## Begin EXTRACTED DATA

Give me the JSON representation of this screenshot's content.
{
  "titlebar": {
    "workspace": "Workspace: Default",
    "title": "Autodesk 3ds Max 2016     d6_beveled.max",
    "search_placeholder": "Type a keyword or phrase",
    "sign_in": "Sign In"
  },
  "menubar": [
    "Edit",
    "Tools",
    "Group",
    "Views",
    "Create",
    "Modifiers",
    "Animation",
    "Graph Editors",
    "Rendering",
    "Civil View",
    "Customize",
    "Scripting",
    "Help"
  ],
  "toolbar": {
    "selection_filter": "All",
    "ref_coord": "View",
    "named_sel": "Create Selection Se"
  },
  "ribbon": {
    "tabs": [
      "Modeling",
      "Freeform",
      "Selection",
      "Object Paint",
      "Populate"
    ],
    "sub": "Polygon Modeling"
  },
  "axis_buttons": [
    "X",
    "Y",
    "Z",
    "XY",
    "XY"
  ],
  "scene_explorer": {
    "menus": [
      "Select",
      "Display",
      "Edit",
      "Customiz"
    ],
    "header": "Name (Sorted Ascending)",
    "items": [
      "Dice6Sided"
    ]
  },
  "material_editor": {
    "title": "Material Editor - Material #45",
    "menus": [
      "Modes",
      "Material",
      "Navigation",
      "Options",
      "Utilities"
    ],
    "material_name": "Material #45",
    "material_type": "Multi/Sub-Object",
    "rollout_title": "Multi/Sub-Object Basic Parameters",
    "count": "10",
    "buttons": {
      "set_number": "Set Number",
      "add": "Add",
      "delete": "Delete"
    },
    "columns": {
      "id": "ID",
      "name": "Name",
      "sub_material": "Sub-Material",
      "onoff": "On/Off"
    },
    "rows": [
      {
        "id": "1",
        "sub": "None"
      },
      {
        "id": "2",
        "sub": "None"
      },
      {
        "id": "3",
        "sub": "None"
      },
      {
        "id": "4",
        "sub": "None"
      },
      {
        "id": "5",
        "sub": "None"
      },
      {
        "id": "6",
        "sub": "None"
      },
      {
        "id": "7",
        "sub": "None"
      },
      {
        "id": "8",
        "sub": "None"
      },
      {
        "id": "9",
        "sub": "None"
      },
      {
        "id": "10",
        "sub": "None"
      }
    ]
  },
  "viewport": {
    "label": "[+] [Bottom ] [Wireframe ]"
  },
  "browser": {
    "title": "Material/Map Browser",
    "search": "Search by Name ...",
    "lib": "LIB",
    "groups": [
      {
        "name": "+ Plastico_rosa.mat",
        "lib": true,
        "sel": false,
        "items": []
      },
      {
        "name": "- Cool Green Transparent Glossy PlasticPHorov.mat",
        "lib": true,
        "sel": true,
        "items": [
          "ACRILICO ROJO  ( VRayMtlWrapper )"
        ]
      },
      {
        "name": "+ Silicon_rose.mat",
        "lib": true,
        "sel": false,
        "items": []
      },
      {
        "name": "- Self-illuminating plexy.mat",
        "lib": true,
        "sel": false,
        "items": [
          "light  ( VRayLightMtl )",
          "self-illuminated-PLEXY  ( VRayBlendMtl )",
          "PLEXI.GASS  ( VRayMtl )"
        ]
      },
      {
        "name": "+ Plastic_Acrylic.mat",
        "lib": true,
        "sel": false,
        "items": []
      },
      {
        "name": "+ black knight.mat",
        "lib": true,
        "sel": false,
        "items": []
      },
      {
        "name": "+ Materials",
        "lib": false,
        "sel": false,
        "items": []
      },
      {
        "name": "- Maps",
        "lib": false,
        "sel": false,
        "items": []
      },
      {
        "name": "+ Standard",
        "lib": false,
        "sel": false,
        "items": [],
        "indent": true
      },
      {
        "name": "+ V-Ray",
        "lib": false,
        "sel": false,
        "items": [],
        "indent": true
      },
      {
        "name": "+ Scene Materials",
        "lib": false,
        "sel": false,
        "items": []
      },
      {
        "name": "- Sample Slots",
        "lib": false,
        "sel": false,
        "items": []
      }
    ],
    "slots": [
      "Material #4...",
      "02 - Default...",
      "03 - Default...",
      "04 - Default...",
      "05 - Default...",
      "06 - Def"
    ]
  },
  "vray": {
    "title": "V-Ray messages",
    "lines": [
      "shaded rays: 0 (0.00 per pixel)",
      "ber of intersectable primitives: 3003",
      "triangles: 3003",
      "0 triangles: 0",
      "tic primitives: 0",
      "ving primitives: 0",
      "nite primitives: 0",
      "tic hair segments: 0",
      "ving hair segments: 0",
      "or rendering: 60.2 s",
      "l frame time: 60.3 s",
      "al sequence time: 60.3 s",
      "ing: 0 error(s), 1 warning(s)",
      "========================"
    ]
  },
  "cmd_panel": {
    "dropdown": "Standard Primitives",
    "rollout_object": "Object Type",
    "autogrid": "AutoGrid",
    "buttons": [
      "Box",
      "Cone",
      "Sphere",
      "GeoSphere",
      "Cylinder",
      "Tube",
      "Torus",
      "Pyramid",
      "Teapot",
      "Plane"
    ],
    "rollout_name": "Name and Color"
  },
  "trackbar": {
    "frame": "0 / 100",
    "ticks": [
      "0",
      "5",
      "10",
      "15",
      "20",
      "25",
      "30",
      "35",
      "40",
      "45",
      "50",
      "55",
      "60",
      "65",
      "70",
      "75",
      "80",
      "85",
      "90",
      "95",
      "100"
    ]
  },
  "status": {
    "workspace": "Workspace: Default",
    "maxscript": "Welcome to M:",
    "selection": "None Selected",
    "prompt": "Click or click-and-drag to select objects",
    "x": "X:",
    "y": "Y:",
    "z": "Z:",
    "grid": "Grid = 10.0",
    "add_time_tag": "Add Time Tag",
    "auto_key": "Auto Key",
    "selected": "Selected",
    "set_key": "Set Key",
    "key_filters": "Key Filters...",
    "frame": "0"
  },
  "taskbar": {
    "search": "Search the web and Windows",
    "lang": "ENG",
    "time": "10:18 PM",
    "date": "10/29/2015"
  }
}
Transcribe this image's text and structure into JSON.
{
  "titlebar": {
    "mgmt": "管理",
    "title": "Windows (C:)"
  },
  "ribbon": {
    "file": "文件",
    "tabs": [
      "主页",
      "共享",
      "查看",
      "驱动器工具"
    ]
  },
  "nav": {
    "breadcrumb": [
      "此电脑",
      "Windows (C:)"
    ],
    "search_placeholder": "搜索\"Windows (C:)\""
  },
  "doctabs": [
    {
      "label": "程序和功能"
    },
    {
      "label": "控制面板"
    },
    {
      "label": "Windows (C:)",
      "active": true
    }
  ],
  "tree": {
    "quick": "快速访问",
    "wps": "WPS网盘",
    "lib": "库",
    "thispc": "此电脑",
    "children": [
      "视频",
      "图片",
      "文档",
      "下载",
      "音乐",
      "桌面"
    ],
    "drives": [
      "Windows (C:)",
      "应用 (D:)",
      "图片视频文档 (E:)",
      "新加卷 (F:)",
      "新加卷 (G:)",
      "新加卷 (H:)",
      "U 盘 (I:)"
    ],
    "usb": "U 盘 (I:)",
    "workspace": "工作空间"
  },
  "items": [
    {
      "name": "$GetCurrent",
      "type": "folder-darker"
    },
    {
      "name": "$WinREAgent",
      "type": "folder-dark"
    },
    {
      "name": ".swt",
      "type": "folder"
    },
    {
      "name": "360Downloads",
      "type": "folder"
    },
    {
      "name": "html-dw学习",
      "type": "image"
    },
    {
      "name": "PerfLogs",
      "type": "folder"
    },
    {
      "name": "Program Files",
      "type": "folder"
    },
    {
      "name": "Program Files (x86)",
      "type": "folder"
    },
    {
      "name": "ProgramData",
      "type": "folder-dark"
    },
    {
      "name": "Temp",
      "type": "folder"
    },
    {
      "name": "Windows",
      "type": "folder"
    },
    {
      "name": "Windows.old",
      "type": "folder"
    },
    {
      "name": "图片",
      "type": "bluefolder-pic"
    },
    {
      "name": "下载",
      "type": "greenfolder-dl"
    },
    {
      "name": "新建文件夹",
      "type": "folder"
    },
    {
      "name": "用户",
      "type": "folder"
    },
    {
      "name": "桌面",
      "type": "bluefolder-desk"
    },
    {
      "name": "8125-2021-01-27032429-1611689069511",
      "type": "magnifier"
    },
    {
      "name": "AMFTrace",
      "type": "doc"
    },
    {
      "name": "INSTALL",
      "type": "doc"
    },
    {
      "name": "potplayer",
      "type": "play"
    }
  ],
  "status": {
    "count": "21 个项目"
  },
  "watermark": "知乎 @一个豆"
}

## End EXTRACTED DATA

**THE REQUEST:** Of the lines in this material, state how many hold the string "Selected". Write no other words.

**OUTPUT FOR THIS TASK:** 2